**Exercise**
Using the listing below, copy every line that mentions "this".

**Material to process**
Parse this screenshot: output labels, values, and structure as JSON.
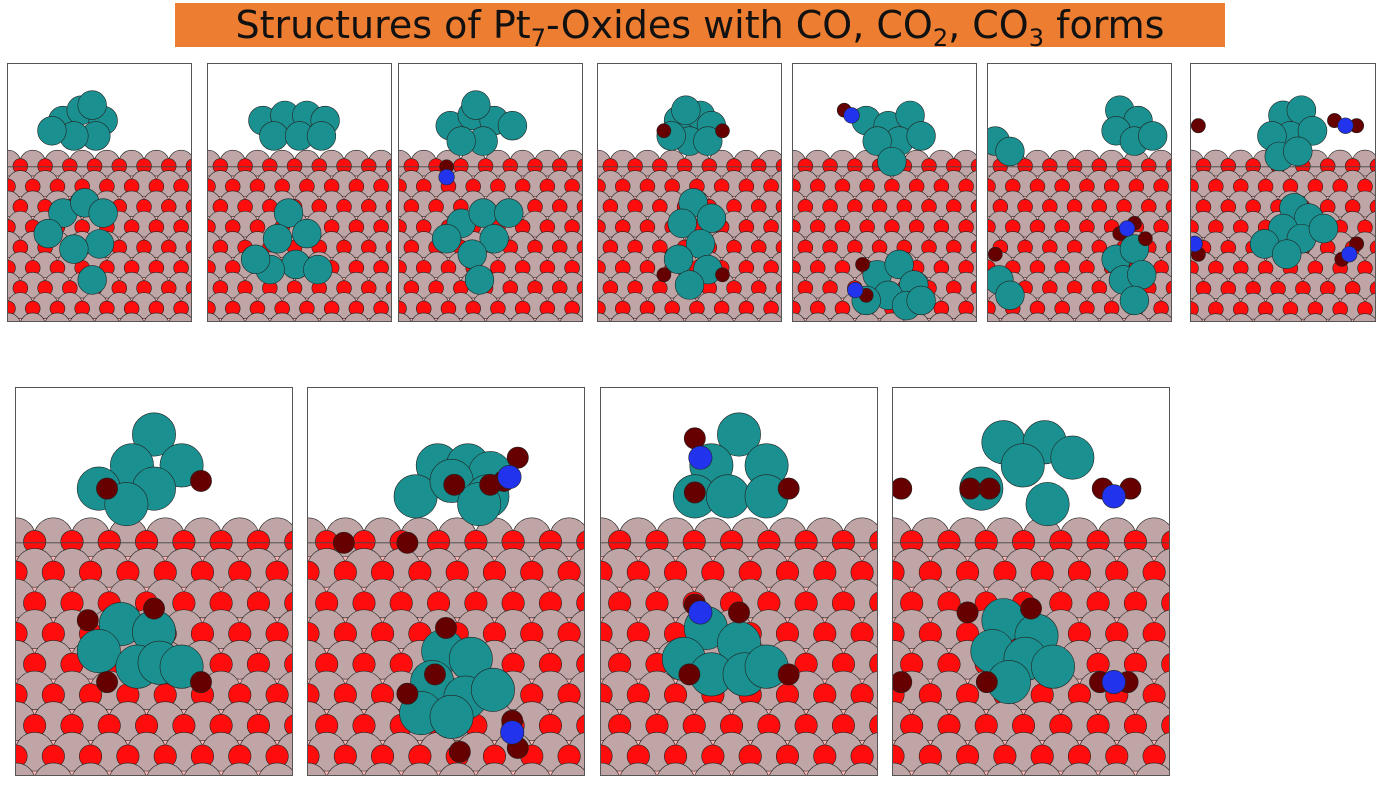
{
  "title": {
    "part1": "Structures of Pt",
    "sub1": "7",
    "part2": "-Oxides with CO, CO",
    "sub2": "2",
    "part3": ", CO",
    "sub3": "3",
    "part4": " forms"
  },
  "colors": {
    "banner": "#ED7D31",
    "platinum": "#1A9190",
    "surface_metal": "#BFA5A5",
    "lattice_oxygen": "#FF0D0D",
    "adsorbate_oxygen": "#660000",
    "carbon": "#2233EE",
    "substrate": "#FFB5B5"
  },
  "panels": [
    {
      "id": "structure-1",
      "pt": [
        [
          0.3,
          0.22
        ],
        [
          0.4,
          0.18
        ],
        [
          0.52,
          0.22
        ],
        [
          0.48,
          0.28
        ],
        [
          0.36,
          0.28
        ],
        [
          0.24,
          0.26
        ],
        [
          0.46,
          0.16
        ]
      ],
      "pt_sub": [
        [
          0.3,
          0.58
        ],
        [
          0.42,
          0.54
        ],
        [
          0.52,
          0.58
        ],
        [
          0.5,
          0.7
        ],
        [
          0.36,
          0.72
        ],
        [
          0.22,
          0.66
        ],
        [
          0.46,
          0.84
        ]
      ],
      "ads": [],
      "c": []
    },
    {
      "id": "structure-2",
      "pt": [
        [
          0.3,
          0.22
        ],
        [
          0.42,
          0.2
        ],
        [
          0.54,
          0.2
        ],
        [
          0.64,
          0.22
        ],
        [
          0.36,
          0.28
        ],
        [
          0.5,
          0.28
        ],
        [
          0.62,
          0.28
        ]
      ],
      "pt_sub": [
        [
          0.44,
          0.58
        ],
        [
          0.54,
          0.66
        ],
        [
          0.38,
          0.68
        ],
        [
          0.48,
          0.78
        ],
        [
          0.34,
          0.8
        ],
        [
          0.6,
          0.8
        ],
        [
          0.26,
          0.76
        ]
      ],
      "ads": [],
      "c": []
    },
    {
      "id": "structure-3",
      "pt": [
        [
          0.28,
          0.24
        ],
        [
          0.4,
          0.2
        ],
        [
          0.52,
          0.22
        ],
        [
          0.46,
          0.3
        ],
        [
          0.34,
          0.3
        ],
        [
          0.62,
          0.24
        ],
        [
          0.42,
          0.16
        ]
      ],
      "pt_sub": [
        [
          0.34,
          0.62
        ],
        [
          0.46,
          0.58
        ],
        [
          0.52,
          0.68
        ],
        [
          0.4,
          0.74
        ],
        [
          0.26,
          0.68
        ],
        [
          0.6,
          0.58
        ],
        [
          0.44,
          0.84
        ]
      ],
      "ads": [
        [
          0.26,
          0.4
        ]
      ],
      "c": [
        [
          0.26,
          0.44
        ]
      ]
    },
    {
      "id": "structure-4",
      "pt": [
        [
          0.44,
          0.22
        ],
        [
          0.56,
          0.2
        ],
        [
          0.62,
          0.24
        ],
        [
          0.5,
          0.3
        ],
        [
          0.4,
          0.28
        ],
        [
          0.6,
          0.3
        ],
        [
          0.48,
          0.18
        ]
      ],
      "pt_sub": [
        [
          0.52,
          0.54
        ],
        [
          0.62,
          0.6
        ],
        [
          0.46,
          0.62
        ],
        [
          0.56,
          0.7
        ],
        [
          0.44,
          0.76
        ],
        [
          0.6,
          0.8
        ],
        [
          0.5,
          0.86
        ]
      ],
      "ads": [
        [
          0.36,
          0.26
        ],
        [
          0.68,
          0.26
        ],
        [
          0.36,
          0.82
        ],
        [
          0.68,
          0.82
        ]
      ],
      "c": []
    },
    {
      "id": "structure-5",
      "pt": [
        [
          0.4,
          0.22
        ],
        [
          0.52,
          0.24
        ],
        [
          0.64,
          0.2
        ],
        [
          0.58,
          0.3
        ],
        [
          0.46,
          0.3
        ],
        [
          0.7,
          0.28
        ],
        [
          0.54,
          0.38
        ]
      ],
      "pt_sub": [
        [
          0.46,
          0.82
        ],
        [
          0.58,
          0.78
        ],
        [
          0.66,
          0.86
        ],
        [
          0.52,
          0.9
        ],
        [
          0.4,
          0.92
        ],
        [
          0.62,
          0.94
        ],
        [
          0.7,
          0.92
        ]
      ],
      "ads": [
        [
          0.28,
          0.18
        ],
        [
          0.38,
          0.78
        ],
        [
          0.4,
          0.9
        ]
      ],
      "c": [
        [
          0.32,
          0.2
        ],
        [
          0.34,
          0.88
        ]
      ]
    },
    {
      "id": "structure-6",
      "pt": [
        [
          0.72,
          0.18
        ],
        [
          0.82,
          0.22
        ],
        [
          0.7,
          0.26
        ],
        [
          0.8,
          0.3
        ],
        [
          0.9,
          0.28
        ],
        [
          0.04,
          0.3
        ],
        [
          0.12,
          0.34
        ]
      ],
      "pt_sub": [
        [
          0.7,
          0.76
        ],
        [
          0.8,
          0.72
        ],
        [
          0.74,
          0.84
        ],
        [
          0.84,
          0.82
        ],
        [
          0.06,
          0.84
        ],
        [
          0.12,
          0.9
        ],
        [
          0.8,
          0.92
        ]
      ],
      "ads": [
        [
          0.72,
          0.66
        ],
        [
          0.8,
          0.62
        ],
        [
          0.86,
          0.68
        ],
        [
          0.04,
          0.74
        ]
      ],
      "c": [
        [
          0.76,
          0.64
        ]
      ]
    },
    {
      "id": "structure-7",
      "pt": [
        [
          0.5,
          0.2
        ],
        [
          0.6,
          0.18
        ],
        [
          0.54,
          0.28
        ],
        [
          0.44,
          0.28
        ],
        [
          0.66,
          0.26
        ],
        [
          0.48,
          0.36
        ],
        [
          0.58,
          0.34
        ]
      ],
      "pt_sub": [
        [
          0.56,
          0.56
        ],
        [
          0.64,
          0.6
        ],
        [
          0.5,
          0.64
        ],
        [
          0.6,
          0.68
        ],
        [
          0.4,
          0.7
        ],
        [
          0.72,
          0.64
        ],
        [
          0.52,
          0.74
        ]
      ],
      "ads": [
        [
          0.04,
          0.24
        ],
        [
          0.78,
          0.22
        ],
        [
          0.9,
          0.24
        ],
        [
          0.04,
          0.74
        ],
        [
          0.82,
          0.76
        ],
        [
          0.9,
          0.7
        ]
      ],
      "c": [
        [
          0.84,
          0.24
        ],
        [
          0.86,
          0.74
        ],
        [
          0.02,
          0.7
        ]
      ]
    },
    {
      "id": "structure-8",
      "pt": [
        [
          0.5,
          0.12
        ],
        [
          0.42,
          0.2
        ],
        [
          0.6,
          0.2
        ],
        [
          0.5,
          0.26
        ],
        [
          0.3,
          0.26
        ],
        [
          0.4,
          0.3
        ]
      ],
      "pt_sub": [
        [
          0.38,
          0.61
        ],
        [
          0.5,
          0.63
        ],
        [
          0.3,
          0.68
        ],
        [
          0.44,
          0.72
        ],
        [
          0.52,
          0.71
        ],
        [
          0.6,
          0.72
        ]
      ],
      "ads": [
        [
          0.33,
          0.26
        ],
        [
          0.67,
          0.24
        ],
        [
          0.26,
          0.6
        ],
        [
          0.5,
          0.57
        ],
        [
          0.33,
          0.76
        ],
        [
          0.67,
          0.76
        ]
      ],
      "c": []
    },
    {
      "id": "structure-9",
      "pt": [
        [
          0.47,
          0.2
        ],
        [
          0.58,
          0.2
        ],
        [
          0.66,
          0.22
        ],
        [
          0.39,
          0.28
        ],
        [
          0.52,
          0.24
        ],
        [
          0.65,
          0.28
        ],
        [
          0.62,
          0.3
        ]
      ],
      "pt_sub": [
        [
          0.49,
          0.68
        ],
        [
          0.59,
          0.7
        ],
        [
          0.45,
          0.76
        ],
        [
          0.57,
          0.8
        ],
        [
          0.67,
          0.78
        ],
        [
          0.41,
          0.84
        ],
        [
          0.52,
          0.85
        ]
      ],
      "ads": [
        [
          0.76,
          0.18
        ],
        [
          0.71,
          0.24
        ],
        [
          0.53,
          0.25
        ],
        [
          0.66,
          0.25
        ],
        [
          0.13,
          0.4
        ],
        [
          0.36,
          0.4
        ],
        [
          0.5,
          0.62
        ],
        [
          0.36,
          0.79
        ],
        [
          0.46,
          0.74
        ],
        [
          0.55,
          0.94
        ],
        [
          0.76,
          0.93
        ],
        [
          0.74,
          0.86
        ]
      ],
      "c": [
        [
          0.73,
          0.23
        ],
        [
          0.74,
          0.89
        ]
      ]
    },
    {
      "id": "structure-10",
      "pt": [
        [
          0.5,
          0.12
        ],
        [
          0.4,
          0.2
        ],
        [
          0.6,
          0.2
        ],
        [
          0.34,
          0.28
        ],
        [
          0.46,
          0.28
        ],
        [
          0.6,
          0.28
        ]
      ],
      "pt_sub": [
        [
          0.38,
          0.62
        ],
        [
          0.5,
          0.66
        ],
        [
          0.3,
          0.7
        ],
        [
          0.4,
          0.74
        ],
        [
          0.52,
          0.74
        ],
        [
          0.6,
          0.72
        ]
      ],
      "ads": [
        [
          0.34,
          0.27
        ],
        [
          0.68,
          0.26
        ],
        [
          0.34,
          0.56
        ],
        [
          0.5,
          0.58
        ],
        [
          0.32,
          0.74
        ],
        [
          0.68,
          0.74
        ],
        [
          0.34,
          0.13
        ]
      ],
      "c": [
        [
          0.36,
          0.18
        ],
        [
          0.36,
          0.58
        ]
      ]
    },
    {
      "id": "structure-11",
      "pt": [
        [
          0.4,
          0.14
        ],
        [
          0.55,
          0.14
        ],
        [
          0.65,
          0.18
        ],
        [
          0.47,
          0.2
        ],
        [
          0.32,
          0.26
        ],
        [
          0.56,
          0.3
        ]
      ],
      "pt_sub": [
        [
          0.4,
          0.6
        ],
        [
          0.52,
          0.64
        ],
        [
          0.36,
          0.68
        ],
        [
          0.48,
          0.7
        ],
        [
          0.58,
          0.72
        ],
        [
          0.42,
          0.76
        ]
      ],
      "ads": [
        [
          0.28,
          0.26
        ],
        [
          0.35,
          0.26
        ],
        [
          0.03,
          0.26
        ],
        [
          0.76,
          0.26
        ],
        [
          0.86,
          0.26
        ],
        [
          0.27,
          0.58
        ],
        [
          0.5,
          0.57
        ],
        [
          0.03,
          0.76
        ],
        [
          0.34,
          0.76
        ],
        [
          0.75,
          0.76
        ],
        [
          0.85,
          0.76
        ]
      ],
      "c": [
        [
          0.8,
          0.28
        ],
        [
          0.8,
          0.76
        ]
      ]
    }
  ]
}
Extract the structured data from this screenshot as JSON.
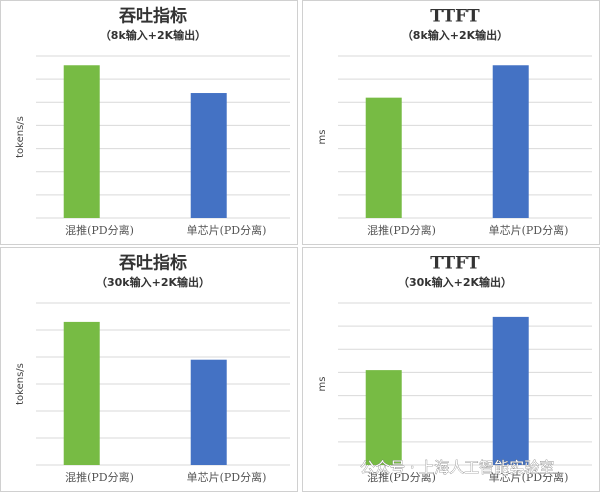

**Task result**
Parse this screenshot: output labels, values, and structure as JSON.
Extract the structured data from this screenshot as JSON.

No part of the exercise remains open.